╔══
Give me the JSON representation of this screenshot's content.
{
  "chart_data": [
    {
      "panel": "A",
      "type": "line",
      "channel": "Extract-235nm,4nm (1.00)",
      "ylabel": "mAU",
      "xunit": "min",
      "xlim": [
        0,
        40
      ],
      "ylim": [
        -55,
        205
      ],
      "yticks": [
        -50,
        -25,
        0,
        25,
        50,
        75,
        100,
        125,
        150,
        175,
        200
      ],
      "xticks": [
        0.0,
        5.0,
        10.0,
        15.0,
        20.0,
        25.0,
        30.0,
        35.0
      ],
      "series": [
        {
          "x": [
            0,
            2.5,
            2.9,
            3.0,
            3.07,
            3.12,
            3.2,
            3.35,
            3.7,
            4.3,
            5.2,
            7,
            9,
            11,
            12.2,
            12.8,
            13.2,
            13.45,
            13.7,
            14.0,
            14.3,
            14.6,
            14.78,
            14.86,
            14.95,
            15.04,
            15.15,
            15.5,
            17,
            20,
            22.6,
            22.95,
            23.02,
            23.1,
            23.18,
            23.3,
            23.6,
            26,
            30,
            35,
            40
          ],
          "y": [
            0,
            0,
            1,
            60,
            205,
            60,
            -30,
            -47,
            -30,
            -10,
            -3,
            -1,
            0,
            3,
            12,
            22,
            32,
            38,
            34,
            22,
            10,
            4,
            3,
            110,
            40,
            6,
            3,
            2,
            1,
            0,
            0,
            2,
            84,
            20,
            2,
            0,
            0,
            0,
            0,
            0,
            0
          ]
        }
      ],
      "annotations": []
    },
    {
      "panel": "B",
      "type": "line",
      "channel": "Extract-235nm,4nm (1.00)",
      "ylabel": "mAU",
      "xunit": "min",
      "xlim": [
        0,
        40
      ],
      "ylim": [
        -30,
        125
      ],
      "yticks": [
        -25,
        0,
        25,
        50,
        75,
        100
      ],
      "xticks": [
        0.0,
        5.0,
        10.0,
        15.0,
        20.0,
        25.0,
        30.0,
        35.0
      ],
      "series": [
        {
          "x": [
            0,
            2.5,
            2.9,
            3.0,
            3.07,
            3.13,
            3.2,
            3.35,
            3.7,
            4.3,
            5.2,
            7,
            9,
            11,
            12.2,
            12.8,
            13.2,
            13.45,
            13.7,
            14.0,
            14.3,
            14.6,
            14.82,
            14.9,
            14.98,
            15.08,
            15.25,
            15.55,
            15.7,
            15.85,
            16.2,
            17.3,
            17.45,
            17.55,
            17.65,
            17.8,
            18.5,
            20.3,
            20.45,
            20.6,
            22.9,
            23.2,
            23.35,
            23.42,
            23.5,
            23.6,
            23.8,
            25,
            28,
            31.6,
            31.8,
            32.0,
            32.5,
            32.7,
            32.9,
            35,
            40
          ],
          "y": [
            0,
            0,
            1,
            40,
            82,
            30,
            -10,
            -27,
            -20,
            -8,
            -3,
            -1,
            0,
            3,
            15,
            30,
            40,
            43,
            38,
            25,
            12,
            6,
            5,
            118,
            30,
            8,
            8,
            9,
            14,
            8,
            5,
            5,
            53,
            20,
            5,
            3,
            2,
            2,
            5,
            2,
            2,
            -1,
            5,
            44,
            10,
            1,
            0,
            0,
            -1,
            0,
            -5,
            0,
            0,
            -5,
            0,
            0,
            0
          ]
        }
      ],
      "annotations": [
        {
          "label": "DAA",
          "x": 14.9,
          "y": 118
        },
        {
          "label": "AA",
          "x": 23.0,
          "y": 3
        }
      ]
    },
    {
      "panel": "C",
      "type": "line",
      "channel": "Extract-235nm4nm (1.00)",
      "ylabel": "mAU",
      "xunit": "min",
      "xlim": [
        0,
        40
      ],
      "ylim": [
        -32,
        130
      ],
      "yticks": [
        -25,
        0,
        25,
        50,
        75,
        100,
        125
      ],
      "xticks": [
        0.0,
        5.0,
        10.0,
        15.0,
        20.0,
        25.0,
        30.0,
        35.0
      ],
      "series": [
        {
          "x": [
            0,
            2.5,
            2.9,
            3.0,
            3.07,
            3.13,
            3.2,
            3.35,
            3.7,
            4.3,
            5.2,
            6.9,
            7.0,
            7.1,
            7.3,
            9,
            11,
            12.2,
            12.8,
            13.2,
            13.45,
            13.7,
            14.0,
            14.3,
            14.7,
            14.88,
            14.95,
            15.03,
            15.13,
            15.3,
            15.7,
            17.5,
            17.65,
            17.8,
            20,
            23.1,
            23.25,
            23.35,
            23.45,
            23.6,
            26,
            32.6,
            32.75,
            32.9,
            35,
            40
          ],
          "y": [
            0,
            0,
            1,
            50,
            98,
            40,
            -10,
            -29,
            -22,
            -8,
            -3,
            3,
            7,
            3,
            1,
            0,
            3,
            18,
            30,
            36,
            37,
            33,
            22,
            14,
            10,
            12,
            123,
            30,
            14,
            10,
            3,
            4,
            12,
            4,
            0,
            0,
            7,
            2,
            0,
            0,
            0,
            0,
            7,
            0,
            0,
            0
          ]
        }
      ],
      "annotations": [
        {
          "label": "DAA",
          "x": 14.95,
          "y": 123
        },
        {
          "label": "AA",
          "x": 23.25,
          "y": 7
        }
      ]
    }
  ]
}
╚══
TO BE DONE:
Quote every record above exactly.

OUTPUT FOR THIS TASK:
Give me the JSON representation of this screenshot's content.
{
  "chart_data": [
    {
      "panel": "A",
      "type": "line",
      "channel": "Extract-235nm,4nm (1.00)",
      "ylabel": "mAU",
      "xunit": "min",
      "xlim": [
        0,
        40
      ],
      "ylim": [
        -55,
        205
      ],
      "yticks": [
        -50,
        -25,
        0,
        25,
        50,
        75,
        100,
        125,
        150,
        175,
        200
      ],
      "xticks": [
        0.0,
        5.0,
        10.0,
        15.0,
        20.0,
        25.0,
        30.0,
        35.0
      ],
      "series": [
        {
          "x": [
            0,
            2.5,
            2.9,
            3.0,
            3.07,
            3.12,
            3.2,
            3.35,
            3.7,
            4.3,
            5.2,
            7,
            9,
            11,
            12.2,
            12.8,
            13.2,
            13.45,
            13.7,
            14.0,
            14.3,
            14.6,
            14.78,
            14.86,
            14.95,
            15.04,
            15.15,
            15.5,
            17,
            20,
            22.6,
            22.95,
            23.02,
            23.1,
            23.18,
            23.3,
            23.6,
            26,
            30,
            35,
            40
          ],
          "y": [
            0,
            0,
            1,
            60,
            205,
            60,
            -30,
            -47,
            -30,
            -10,
            -3,
            -1,
            0,
            3,
            12,
            22,
            32,
            38,
            34,
            22,
            10,
            4,
            3,
            110,
            40,
            6,
            3,
            2,
            1,
            0,
            0,
            2,
            84,
            20,
            2,
            0,
            0,
            0,
            0,
            0,
            0
          ]
        }
      ],
      "annotations": []
    },
    {
      "panel": "B",
      "type": "line",
      "channel": "Extract-235nm,4nm (1.00)",
      "ylabel": "mAU",
      "xunit": "min",
      "xlim": [
        0,
        40
      ],
      "ylim": [
        -30,
        125
      ],
      "yticks": [
        -25,
        0,
        25,
        50,
        75,
        100
      ],
      "xticks": [
        0.0,
        5.0,
        10.0,
        15.0,
        20.0,
        25.0,
        30.0,
        35.0
      ],
      "series": [
        {
          "x": [
            0,
            2.5,
            2.9,
            3.0,
            3.07,
            3.13,
            3.2,
            3.35,
            3.7,
            4.3,
            5.2,
            7,
            9,
            11,
            12.2,
            12.8,
            13.2,
            13.45,
            13.7,
            14.0,
            14.3,
            14.6,
            14.82,
            14.9,
            14.98,
            15.08,
            15.25,
            15.55,
            15.7,
            15.85,
            16.2,
            17.3,
            17.45,
            17.55,
            17.65,
            17.8,
            18.5,
            20.3,
            20.45,
            20.6,
            22.9,
            23.2,
            23.35,
            23.42,
            23.5,
            23.6,
            23.8,
            25,
            28,
            31.6,
            31.8,
            32.0,
            32.5,
            32.7,
            32.9,
            35,
            40
          ],
          "y": [
            0,
            0,
            1,
            40,
            82,
            30,
            -10,
            -27,
            -20,
            -8,
            -3,
            -1,
            0,
            3,
            15,
            30,
            40,
            43,
            38,
            25,
            12,
            6,
            5,
            118,
            30,
            8,
            8,
            9,
            14,
            8,
            5,
            5,
            53,
            20,
            5,
            3,
            2,
            2,
            5,
            2,
            2,
            -1,
            5,
            44,
            10,
            1,
            0,
            0,
            -1,
            0,
            -5,
            0,
            0,
            -5,
            0,
            0,
            0
          ]
        }
      ],
      "annotations": [
        {
          "label": "DAA",
          "x": 14.9,
          "y": 118
        },
        {
          "label": "AA",
          "x": 23.0,
          "y": 3
        }
      ]
    },
    {
      "panel": "C",
      "type": "line",
      "channel": "Extract-235nm4nm (1.00)",
      "ylabel": "mAU",
      "xunit": "min",
      "xlim": [
        0,
        40
      ],
      "ylim": [
        -32,
        130
      ],
      "yticks": [
        -25,
        0,
        25,
        50,
        75,
        100,
        125
      ],
      "xticks": [
        0.0,
        5.0,
        10.0,
        15.0,
        20.0,
        25.0,
        30.0,
        35.0
      ],
      "series": [
        {
          "x": [
            0,
            2.5,
            2.9,
            3.0,
            3.07,
            3.13,
            3.2,
            3.35,
            3.7,
            4.3,
            5.2,
            6.9,
            7.0,
            7.1,
            7.3,
            9,
            11,
            12.2,
            12.8,
            13.2,
            13.45,
            13.7,
            14.0,
            14.3,
            14.7,
            14.88,
            14.95,
            15.03,
            15.13,
            15.3,
            15.7,
            17.5,
            17.65,
            17.8,
            20,
            23.1,
            23.25,
            23.35,
            23.45,
            23.6,
            26,
            32.6,
            32.75,
            32.9,
            35,
            40
          ],
          "y": [
            0,
            0,
            1,
            50,
            98,
            40,
            -10,
            -29,
            -22,
            -8,
            -3,
            3,
            7,
            3,
            1,
            0,
            3,
            18,
            30,
            36,
            37,
            33,
            22,
            14,
            10,
            12,
            123,
            30,
            14,
            10,
            3,
            4,
            12,
            4,
            0,
            0,
            7,
            2,
            0,
            0,
            0,
            0,
            7,
            0,
            0,
            0
          ]
        }
      ],
      "annotations": [
        {
          "label": "DAA",
          "x": 14.95,
          "y": 123
        },
        {
          "label": "AA",
          "x": 23.25,
          "y": 7
        }
      ]
    }
  ]
}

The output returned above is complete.